New out on DVD/Blu-ray for Tuesday October 30.

     The Campaign

In order to gain influence over their North Carolina district, two CEO's seize an opportunity to oust long-term congressman Cam Brady (Will Ferrell) by putting up a rival candidate. Their man: naïve Marty Huggins (Zach Galifianakis), director of the local Tourism Center.

Unfortunately I didn't get a chance to see this film but I've heard pretty good reports on it. It received a 66% rating on Rotten Tomatoes and it's said to be a crude and funny political satire that isn't quite as sharp or smart as it could be.

I think if you're a Will Ferrell fan though then there will be plenty of good laughs in The Campaign. This should be worth a rental.

     Safety Not Guaranteed

From the producers of Little Miss Sunshine - When an unusual classified ad inspires three cynical Seattle magazine employees to look for the story behind it, they discover a mysterious eccentric named Kenneth, a likable but paranoid supermarket clerk, who believes he's solved the riddle of time travel and intends to depart again soon. Together, they embark on a hilarious, smart, and unexpectedly heartfelt journey that reveals how far believing can take you.

I'm really bummed that there was an issue with the distributor this week since I was anxiously awaiting the arrival of this film. It sounds absolutely wonderful and judging by the 94% rating it got on Rotten Tomatoes it's a real winner.

It stars Aubrey Plaza, Mark Duplass and Jake Johnson.

I will be renting this one the first chance I get.

     Ruby Sparks

Calvin (Paul Dano) is a young novelist who achieved phenomenal success early in his career but is now struggling with his writing - as well as his romantic life. Finally, he makes a breakthrough and creates a character named Ruby who inspires him. When Calvin finds Ruby (Zoe Kazan), in the flesh, sitting on his couch about a week later, he is completely flabbergasted that his words have turned into a living, breathing person.

Directed by the duo who made the wonderful Little Miss Sunshine, this cleverly written film is quite delightful. At times it is very funny but it also carries with it some emotional resonance and it is particularly insightful about the nature of our relationships and the measure of control that some must have. It has a fantasy element to it as well that reminded me of some of the best works of Woody Allen.

Real life couple Paul Dano and Zoe Kazan are superb in this and the strong supporting cast includes Elliott Gould, Chris Messina, Annette Bening, Antonio Banderas and Steve Coogan.

(Stored entries)

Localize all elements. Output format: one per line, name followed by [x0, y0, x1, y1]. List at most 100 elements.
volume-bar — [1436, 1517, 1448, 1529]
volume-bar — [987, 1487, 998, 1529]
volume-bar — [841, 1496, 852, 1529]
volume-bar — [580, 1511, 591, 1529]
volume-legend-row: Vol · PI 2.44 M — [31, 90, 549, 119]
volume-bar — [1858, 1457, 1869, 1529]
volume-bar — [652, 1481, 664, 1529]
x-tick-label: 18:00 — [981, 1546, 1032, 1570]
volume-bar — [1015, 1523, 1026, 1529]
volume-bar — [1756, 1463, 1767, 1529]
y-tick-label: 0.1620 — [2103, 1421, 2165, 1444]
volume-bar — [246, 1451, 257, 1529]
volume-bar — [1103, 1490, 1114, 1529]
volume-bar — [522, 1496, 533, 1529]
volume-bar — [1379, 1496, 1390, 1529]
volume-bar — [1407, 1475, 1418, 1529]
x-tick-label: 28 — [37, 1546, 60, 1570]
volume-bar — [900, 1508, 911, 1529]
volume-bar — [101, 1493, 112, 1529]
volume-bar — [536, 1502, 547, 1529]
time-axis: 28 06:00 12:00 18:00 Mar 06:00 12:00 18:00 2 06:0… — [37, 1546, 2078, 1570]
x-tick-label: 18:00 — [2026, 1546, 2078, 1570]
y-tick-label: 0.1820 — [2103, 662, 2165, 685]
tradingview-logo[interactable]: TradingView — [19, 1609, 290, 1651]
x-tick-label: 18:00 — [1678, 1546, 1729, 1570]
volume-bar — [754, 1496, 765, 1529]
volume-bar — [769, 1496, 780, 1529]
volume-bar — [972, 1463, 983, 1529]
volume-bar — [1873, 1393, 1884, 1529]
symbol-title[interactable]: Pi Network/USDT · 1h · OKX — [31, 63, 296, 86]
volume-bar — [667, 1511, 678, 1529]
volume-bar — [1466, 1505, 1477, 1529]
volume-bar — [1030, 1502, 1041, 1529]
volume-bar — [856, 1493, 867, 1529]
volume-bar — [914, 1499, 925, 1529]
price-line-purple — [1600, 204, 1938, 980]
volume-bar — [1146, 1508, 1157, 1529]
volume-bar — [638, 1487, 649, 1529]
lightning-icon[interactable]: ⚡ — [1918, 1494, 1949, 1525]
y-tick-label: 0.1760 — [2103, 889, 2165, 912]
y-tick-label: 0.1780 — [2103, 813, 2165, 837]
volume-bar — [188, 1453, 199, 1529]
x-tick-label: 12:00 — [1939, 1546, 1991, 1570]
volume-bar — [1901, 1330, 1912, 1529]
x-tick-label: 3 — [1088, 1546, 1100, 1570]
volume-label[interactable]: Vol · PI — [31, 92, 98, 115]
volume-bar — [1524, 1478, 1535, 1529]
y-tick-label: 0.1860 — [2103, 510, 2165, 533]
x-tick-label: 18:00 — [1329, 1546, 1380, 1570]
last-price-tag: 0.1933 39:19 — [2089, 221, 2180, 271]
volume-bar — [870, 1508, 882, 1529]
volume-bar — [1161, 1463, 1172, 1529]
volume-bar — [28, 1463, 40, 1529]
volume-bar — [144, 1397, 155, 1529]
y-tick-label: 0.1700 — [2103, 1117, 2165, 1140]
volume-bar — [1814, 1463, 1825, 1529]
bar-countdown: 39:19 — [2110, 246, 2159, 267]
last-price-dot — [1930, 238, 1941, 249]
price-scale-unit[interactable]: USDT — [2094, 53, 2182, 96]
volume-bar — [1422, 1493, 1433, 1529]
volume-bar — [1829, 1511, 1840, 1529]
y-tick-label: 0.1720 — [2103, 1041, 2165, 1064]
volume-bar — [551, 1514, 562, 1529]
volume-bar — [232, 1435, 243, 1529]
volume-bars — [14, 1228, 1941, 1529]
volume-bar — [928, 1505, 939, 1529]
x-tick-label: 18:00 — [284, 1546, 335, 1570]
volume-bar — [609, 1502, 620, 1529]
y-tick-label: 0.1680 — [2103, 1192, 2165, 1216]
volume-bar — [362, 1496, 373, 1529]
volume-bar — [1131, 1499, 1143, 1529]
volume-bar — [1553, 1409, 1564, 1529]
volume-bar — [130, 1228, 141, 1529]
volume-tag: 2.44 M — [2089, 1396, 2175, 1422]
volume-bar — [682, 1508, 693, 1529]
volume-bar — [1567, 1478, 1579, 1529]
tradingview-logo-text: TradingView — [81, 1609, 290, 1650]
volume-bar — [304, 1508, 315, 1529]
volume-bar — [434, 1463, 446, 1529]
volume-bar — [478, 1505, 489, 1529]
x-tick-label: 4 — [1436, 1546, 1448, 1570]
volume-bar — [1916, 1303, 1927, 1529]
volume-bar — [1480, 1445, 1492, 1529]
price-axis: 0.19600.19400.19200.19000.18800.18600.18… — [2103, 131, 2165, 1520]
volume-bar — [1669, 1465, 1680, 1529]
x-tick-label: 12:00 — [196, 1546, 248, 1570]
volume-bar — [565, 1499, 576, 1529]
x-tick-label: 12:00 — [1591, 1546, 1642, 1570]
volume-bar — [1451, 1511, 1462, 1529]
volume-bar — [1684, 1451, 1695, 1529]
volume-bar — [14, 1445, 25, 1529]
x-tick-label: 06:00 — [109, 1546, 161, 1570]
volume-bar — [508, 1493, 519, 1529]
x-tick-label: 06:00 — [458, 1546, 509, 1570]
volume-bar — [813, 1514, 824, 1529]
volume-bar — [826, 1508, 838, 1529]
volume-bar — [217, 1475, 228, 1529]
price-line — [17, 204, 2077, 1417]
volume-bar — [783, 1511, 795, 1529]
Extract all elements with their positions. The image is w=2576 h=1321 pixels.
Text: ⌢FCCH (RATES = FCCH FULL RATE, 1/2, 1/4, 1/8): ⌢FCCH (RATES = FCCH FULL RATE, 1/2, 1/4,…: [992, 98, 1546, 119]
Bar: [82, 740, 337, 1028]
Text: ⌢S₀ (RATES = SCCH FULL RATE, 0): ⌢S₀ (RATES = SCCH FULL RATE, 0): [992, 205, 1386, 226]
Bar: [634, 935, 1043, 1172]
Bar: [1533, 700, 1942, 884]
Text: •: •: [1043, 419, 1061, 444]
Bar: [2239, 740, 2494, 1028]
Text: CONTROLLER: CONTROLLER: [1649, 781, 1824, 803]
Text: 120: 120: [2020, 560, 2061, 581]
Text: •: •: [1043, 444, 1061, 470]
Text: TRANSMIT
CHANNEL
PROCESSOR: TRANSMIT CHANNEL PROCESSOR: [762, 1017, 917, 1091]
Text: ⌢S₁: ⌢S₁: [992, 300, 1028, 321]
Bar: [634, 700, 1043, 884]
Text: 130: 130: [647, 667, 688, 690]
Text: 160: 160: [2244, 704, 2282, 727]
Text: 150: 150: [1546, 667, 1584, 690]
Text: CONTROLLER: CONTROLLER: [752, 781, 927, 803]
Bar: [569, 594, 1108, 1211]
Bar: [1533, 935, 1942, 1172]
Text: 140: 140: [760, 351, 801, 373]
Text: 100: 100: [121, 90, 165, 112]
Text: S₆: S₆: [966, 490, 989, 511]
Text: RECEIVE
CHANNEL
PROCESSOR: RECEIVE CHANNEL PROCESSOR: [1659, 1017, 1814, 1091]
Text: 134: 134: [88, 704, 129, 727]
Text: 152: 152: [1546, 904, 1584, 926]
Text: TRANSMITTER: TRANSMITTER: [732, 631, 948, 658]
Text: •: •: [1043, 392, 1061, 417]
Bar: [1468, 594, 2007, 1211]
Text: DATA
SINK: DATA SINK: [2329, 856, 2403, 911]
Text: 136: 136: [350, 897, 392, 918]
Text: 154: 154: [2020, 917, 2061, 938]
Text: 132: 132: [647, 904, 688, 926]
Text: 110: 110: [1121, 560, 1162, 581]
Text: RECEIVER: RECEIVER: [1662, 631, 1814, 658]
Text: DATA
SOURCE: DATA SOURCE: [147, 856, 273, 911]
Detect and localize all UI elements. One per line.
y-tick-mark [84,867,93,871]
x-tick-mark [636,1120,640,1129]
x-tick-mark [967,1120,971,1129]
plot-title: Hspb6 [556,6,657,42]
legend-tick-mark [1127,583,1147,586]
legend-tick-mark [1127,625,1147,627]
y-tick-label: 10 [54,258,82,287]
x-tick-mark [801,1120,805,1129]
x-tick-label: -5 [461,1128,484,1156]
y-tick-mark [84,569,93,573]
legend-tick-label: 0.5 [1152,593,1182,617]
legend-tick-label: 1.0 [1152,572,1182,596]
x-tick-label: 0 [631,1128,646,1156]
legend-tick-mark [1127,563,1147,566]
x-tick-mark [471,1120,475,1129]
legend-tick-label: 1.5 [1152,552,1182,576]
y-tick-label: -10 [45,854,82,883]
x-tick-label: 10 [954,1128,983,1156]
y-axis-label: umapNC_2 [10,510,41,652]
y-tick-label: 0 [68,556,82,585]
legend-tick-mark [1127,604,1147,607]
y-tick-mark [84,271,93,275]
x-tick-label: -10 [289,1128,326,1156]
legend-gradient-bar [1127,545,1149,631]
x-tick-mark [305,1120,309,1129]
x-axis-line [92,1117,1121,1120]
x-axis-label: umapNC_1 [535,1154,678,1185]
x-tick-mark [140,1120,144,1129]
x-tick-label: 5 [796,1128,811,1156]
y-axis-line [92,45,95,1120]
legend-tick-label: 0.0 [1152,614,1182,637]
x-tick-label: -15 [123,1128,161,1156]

TASK DESCRIPTION | Please duplicate the part of the DVD roundup starting with "In order to" and going on through "local Tourism Center.". Work only from the DVD roundup and ignore the data.

RESULT OF THIS TASK |
In order to gain influence over their North Carolina district, two CEO's seize an opportunity to oust long-term congressman Cam Brady (Will Ferrell) by putting up a rival candidate. Their man: naïve Marty Huggins (Zach Galifianakis), director of the local Tourism Center.